• _Required work_:
Are you able to retype all the records below exactly?

Records from a dataset:

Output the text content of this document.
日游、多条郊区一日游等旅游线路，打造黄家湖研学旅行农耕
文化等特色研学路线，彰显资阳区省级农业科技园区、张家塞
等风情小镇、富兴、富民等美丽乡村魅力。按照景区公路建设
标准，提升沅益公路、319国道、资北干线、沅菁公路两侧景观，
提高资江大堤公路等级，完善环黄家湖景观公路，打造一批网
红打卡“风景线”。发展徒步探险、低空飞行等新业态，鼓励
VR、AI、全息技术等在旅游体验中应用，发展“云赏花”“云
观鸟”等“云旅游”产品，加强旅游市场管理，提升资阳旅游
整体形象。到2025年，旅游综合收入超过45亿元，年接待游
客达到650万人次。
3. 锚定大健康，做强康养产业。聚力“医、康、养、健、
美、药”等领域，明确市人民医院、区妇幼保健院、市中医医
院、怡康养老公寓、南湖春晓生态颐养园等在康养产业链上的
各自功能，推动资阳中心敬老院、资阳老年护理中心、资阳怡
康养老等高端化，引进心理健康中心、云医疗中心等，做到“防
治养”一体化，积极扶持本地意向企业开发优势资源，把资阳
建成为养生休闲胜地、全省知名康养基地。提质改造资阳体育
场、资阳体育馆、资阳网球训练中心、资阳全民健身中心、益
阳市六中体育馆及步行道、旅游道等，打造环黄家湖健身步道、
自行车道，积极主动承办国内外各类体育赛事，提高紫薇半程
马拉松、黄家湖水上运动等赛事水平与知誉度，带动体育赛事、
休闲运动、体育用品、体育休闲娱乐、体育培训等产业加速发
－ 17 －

• _Correct result_:
Output the text content of this document.
日游、多条郊区一日游等旅游线路，打造黄家湖研学旅行农耕
文化等特色研学路线，彰显资阳区省级农业科技园区、张家塞
等风情小镇、富兴、富民等美丽乡村魅力。按照景区公路建设
标准，提升沅益公路、319国道、资北干线、沅菁公路两侧景观，
提高资江大堤公路等级，完善环黄家湖景观公路，打造一批网
红打卡“风景线”。发展徒步探险、低空飞行等新业态，鼓励
VR、AI、全息技术等在旅游体验中应用，发展“云赏花”“云
观鸟”等“云旅游”产品，加强旅游市场管理，提升资阳旅游
整体形象。到2025年，旅游综合收入超过45亿元，年接待游
客达到650万人次。
3. 锚定大健康，做强康养产业。聚力“医、康、养、健、
美、药”等领域，明确市人民医院、区妇幼保健院、市中医医
院、怡康养老公寓、南湖春晓生态颐养园等在康养产业链上的
各自功能，推动资阳中心敬老院、资阳老年护理中心、资阳怡
康养老等高端化，引进心理健康中心、云医疗中心等，做到“防
治养”一体化，积极扶持本地意向企业开发优势资源，把资阳
建成为养生休闲胜地、全省知名康养基地。提质改造资阳体育
场、资阳体育馆、资阳网球训练中心、资阳全民健身中心、益
阳市六中体育馆及步行道、旅游道等，打造环黄家湖健身步道、
自行车道，积极主动承办国内外各类体育赛事，提高紫薇半程
马拉松、黄家湖水上运动等赛事水平与知誉度，带动体育赛事、
休闲运动、体育用品、体育休闲娱乐、体育培训等产业加速发
－ 17 －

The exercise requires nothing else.